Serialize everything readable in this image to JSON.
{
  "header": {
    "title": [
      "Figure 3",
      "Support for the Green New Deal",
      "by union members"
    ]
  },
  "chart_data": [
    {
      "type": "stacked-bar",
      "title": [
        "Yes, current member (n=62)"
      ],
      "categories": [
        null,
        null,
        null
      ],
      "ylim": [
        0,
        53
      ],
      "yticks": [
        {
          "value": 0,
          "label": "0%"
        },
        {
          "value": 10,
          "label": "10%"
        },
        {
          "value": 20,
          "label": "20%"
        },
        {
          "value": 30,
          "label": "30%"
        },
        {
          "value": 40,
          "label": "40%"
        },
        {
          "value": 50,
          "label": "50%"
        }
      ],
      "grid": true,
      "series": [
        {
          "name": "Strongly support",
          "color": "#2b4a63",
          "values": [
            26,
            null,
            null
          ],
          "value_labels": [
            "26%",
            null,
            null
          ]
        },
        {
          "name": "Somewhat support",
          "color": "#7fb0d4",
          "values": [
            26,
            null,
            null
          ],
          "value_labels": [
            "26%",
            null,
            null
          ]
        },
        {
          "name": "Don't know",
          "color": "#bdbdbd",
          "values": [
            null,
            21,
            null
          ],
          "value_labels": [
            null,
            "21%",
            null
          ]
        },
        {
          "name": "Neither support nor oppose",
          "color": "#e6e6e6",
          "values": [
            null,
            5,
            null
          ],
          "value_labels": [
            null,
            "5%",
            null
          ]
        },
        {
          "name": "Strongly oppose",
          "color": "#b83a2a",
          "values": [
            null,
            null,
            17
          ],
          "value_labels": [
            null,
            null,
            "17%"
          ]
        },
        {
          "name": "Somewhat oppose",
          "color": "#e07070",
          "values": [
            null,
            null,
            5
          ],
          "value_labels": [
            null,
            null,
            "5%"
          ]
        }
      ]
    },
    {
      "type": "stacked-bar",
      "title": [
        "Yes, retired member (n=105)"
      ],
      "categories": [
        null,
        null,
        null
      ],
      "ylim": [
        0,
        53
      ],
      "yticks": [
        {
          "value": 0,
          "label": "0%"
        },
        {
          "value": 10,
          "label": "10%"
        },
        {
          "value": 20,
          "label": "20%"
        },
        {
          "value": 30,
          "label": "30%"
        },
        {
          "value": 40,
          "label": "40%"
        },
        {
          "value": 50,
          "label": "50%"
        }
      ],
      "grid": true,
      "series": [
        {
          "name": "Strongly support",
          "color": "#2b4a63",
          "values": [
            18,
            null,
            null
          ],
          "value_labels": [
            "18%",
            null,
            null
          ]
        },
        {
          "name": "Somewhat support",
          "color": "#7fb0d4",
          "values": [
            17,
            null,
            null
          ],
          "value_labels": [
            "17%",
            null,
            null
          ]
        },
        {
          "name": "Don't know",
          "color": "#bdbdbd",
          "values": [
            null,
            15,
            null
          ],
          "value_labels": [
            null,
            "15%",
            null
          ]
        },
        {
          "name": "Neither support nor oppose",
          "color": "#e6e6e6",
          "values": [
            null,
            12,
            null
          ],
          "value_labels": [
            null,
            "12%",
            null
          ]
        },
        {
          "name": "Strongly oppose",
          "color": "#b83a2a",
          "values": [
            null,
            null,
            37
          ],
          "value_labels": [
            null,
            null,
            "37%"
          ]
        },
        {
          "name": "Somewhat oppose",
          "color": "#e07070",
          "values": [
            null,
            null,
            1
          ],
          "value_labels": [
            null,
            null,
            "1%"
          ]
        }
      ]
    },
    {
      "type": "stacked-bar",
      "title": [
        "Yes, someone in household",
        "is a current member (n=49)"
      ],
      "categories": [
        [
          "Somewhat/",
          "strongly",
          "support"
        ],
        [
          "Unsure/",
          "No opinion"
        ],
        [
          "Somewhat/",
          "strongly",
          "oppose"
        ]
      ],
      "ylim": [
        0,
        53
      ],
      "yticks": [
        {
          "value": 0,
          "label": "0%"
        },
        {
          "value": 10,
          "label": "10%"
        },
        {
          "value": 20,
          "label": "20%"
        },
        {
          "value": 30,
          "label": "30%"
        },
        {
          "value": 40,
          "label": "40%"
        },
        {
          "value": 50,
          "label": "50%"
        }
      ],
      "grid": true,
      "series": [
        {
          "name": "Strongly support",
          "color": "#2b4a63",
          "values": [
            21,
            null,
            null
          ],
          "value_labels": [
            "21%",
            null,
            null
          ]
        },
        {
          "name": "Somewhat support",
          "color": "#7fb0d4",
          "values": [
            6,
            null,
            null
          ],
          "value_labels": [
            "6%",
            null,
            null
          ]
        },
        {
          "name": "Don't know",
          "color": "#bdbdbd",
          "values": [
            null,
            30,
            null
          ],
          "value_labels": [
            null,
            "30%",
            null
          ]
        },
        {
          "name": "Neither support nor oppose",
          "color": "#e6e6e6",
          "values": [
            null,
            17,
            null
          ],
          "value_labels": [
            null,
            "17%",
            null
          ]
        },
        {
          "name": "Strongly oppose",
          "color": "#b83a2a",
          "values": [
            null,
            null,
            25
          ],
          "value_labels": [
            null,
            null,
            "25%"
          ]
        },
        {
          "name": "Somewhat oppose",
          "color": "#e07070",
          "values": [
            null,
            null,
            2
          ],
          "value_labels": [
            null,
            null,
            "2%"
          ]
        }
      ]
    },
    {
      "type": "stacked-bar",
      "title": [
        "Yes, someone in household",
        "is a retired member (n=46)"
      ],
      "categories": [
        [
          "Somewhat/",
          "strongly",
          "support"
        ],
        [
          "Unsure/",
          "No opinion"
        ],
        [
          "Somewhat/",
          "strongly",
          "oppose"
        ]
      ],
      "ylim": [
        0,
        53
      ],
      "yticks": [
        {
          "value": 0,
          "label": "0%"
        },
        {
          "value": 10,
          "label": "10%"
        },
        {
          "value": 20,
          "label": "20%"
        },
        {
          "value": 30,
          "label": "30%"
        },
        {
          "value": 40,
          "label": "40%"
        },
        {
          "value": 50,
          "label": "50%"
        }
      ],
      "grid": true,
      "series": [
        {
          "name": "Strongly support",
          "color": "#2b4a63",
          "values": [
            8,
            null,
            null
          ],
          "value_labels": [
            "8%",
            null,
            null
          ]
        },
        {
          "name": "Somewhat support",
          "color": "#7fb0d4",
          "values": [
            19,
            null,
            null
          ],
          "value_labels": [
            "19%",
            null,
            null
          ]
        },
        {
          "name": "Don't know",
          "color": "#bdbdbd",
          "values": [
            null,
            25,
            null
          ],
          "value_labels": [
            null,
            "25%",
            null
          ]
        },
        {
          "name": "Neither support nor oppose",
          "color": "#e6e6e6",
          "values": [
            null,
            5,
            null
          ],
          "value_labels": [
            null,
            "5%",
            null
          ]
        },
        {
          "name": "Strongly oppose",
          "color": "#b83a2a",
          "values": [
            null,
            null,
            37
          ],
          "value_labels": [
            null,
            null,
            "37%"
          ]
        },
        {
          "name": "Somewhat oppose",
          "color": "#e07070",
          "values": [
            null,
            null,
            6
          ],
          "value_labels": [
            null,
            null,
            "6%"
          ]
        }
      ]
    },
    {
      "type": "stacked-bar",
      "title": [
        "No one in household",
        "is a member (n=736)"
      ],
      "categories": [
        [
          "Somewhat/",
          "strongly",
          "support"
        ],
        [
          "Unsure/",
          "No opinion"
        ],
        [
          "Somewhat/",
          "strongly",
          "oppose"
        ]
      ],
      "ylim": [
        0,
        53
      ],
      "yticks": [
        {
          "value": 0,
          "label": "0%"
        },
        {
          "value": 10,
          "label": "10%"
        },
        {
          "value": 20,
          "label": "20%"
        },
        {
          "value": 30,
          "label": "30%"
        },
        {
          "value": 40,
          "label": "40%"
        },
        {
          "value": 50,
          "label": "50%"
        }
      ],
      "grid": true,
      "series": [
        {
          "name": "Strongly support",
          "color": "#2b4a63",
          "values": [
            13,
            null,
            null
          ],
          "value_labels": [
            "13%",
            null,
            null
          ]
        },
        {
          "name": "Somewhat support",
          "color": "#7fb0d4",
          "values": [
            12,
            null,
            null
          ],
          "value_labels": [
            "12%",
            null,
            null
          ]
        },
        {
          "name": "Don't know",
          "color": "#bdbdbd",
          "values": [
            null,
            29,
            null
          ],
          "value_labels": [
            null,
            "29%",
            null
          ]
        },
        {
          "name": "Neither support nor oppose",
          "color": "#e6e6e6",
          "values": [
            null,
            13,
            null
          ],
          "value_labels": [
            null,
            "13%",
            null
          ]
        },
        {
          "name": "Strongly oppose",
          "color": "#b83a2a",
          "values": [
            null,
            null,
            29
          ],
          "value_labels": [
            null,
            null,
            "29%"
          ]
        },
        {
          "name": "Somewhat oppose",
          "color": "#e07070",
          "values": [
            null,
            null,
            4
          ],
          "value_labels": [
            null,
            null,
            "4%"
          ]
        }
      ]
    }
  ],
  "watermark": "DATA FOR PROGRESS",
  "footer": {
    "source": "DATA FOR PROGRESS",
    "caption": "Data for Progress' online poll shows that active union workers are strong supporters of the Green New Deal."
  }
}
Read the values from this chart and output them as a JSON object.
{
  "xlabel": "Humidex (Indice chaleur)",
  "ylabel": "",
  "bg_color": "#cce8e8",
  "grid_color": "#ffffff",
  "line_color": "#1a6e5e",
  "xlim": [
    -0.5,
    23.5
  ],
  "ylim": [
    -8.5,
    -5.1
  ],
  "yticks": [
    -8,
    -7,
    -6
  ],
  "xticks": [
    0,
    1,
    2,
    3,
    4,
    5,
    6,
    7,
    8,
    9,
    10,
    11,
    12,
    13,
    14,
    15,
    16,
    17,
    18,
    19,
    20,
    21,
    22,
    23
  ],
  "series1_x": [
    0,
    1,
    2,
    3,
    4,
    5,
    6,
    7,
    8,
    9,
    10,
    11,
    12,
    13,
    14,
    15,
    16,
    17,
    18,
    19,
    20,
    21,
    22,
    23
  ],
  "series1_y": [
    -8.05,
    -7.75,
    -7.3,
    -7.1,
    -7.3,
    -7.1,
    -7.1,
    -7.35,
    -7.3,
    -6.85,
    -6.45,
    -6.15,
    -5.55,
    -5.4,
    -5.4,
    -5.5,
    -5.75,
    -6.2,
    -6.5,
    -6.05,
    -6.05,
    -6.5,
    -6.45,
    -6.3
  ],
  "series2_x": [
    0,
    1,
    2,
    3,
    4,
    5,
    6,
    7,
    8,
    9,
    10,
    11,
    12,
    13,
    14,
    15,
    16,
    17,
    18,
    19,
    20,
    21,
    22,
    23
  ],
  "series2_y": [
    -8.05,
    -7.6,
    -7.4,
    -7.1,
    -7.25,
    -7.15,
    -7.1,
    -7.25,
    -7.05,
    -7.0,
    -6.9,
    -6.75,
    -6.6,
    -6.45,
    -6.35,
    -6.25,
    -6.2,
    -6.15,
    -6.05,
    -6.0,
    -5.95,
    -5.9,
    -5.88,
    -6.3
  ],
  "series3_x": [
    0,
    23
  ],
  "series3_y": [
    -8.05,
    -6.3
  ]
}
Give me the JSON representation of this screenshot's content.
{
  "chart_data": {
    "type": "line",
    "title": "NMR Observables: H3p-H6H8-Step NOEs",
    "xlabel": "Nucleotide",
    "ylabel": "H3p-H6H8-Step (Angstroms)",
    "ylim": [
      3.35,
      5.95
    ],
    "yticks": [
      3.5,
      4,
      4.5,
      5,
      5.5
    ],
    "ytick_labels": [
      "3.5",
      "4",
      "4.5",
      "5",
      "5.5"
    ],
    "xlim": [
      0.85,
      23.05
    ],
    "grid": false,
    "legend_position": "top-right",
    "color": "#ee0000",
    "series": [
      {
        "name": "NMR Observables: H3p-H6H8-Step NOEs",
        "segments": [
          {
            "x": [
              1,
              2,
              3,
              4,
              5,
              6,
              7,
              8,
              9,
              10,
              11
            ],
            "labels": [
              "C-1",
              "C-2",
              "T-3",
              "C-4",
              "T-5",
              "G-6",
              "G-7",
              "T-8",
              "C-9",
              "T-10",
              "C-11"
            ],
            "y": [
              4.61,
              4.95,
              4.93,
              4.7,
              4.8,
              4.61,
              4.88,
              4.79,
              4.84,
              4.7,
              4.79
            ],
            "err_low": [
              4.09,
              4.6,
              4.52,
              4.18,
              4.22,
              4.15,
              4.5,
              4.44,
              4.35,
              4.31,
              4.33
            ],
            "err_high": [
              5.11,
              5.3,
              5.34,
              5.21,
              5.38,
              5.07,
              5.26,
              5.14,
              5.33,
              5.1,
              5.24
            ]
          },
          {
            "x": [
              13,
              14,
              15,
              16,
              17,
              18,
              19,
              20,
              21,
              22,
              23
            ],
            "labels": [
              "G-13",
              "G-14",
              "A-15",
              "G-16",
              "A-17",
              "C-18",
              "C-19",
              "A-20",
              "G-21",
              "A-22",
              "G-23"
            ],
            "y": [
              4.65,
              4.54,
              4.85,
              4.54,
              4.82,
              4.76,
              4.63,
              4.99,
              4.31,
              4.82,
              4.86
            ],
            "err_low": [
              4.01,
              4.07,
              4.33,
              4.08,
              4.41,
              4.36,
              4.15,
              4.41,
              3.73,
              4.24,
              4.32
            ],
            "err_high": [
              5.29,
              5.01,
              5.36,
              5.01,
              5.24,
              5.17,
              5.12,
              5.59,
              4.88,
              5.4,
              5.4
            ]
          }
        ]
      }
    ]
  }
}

* _Exercise objective_: Track down every line holding the string "this" and copy it.

* _Solution_:
Serialize everything readable in this image to JSON.
Read the values from this chart and output them as a JSON object.
Give me the JSON representation of this screenshot's content.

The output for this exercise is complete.